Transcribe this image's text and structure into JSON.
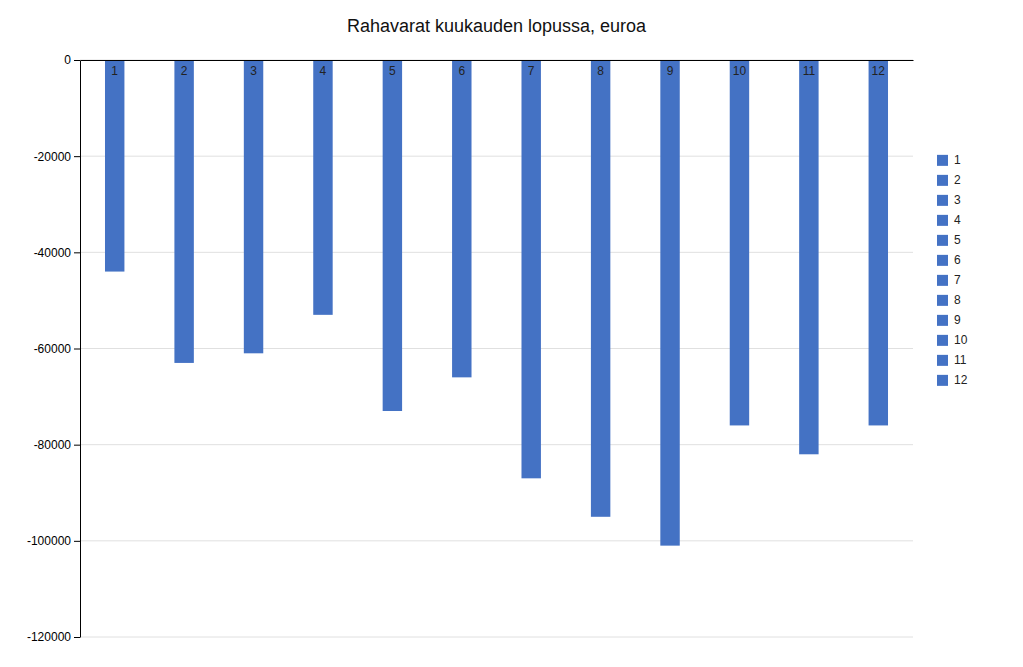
{
  "chart_data": {
    "type": "bar",
    "title": "Rahavarat kuukauden lopussa, euroa",
    "categories": [
      1,
      2,
      3,
      4,
      5,
      6,
      7,
      8,
      9,
      10,
      11,
      12
    ],
    "values": [
      -44000,
      -63000,
      -61000,
      -53000,
      -73000,
      -66000,
      -87000,
      -95000,
      -101000,
      -76000,
      -82000,
      -76000
    ],
    "color": "#4472C4",
    "ylim": [
      -120000,
      0
    ],
    "yticks": [
      0,
      -20000,
      -40000,
      -60000,
      -80000,
      -100000,
      -120000
    ],
    "grid": true,
    "legend": "right"
  }
}
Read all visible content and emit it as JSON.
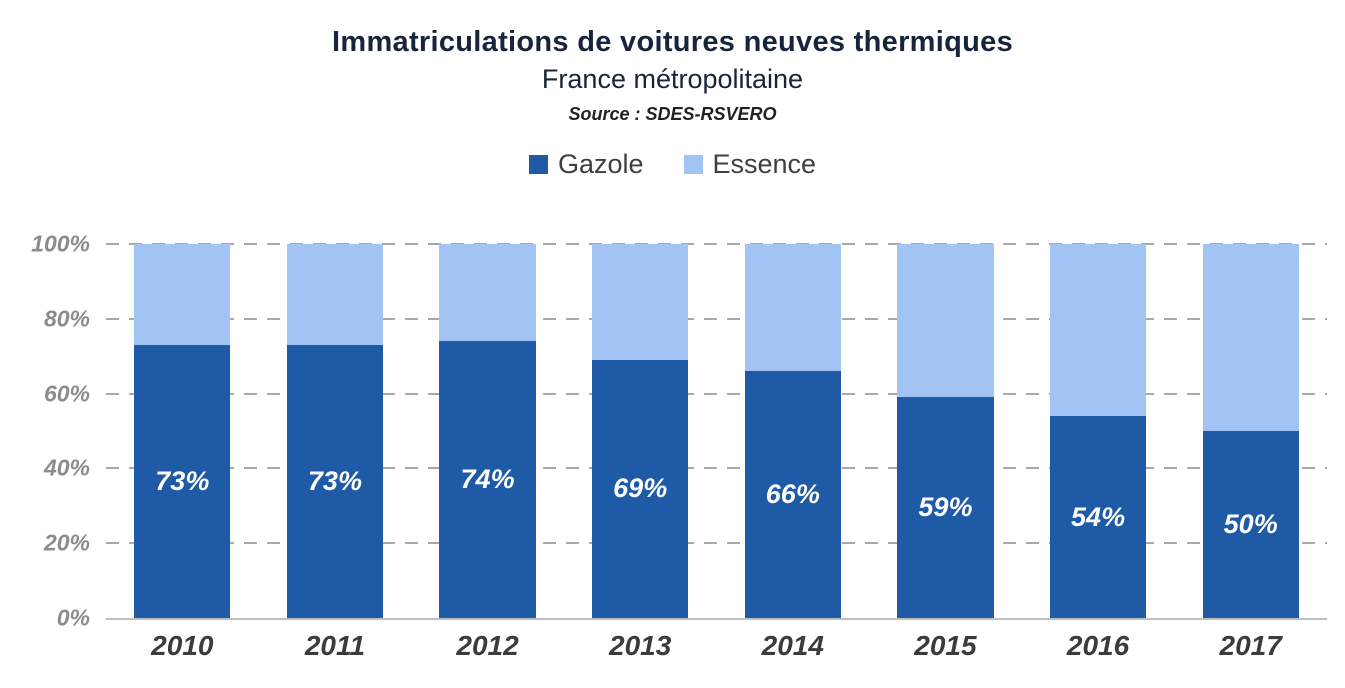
+ + + + + + +
=== Description of the task ===
The entries above should be reproduced exactly, without their pictures.

=== Output of the exercise ===
Transcribe this image's text and structure into JSON.
{
  "chart_data": {
    "type": "bar",
    "title": "Rahavarat kuukauden lopussa, euroa",
    "categories": [
      1,
      2,
      3,
      4,
      5,
      6,
      7,
      8,
      9,
      10,
      11,
      12
    ],
    "values": [
      -44000,
      -63000,
      -61000,
      -53000,
      -73000,
      -66000,
      -87000,
      -95000,
      -101000,
      -76000,
      -82000,
      -76000
    ],
    "color": "#4472C4",
    "ylim": [
      -120000,
      0
    ],
    "yticks": [
      0,
      -20000,
      -40000,
      -60000,
      -80000,
      -100000,
      -120000
    ],
    "grid": true,
    "legend": "right"
  }
}
Read all visible content and emit it as JSON.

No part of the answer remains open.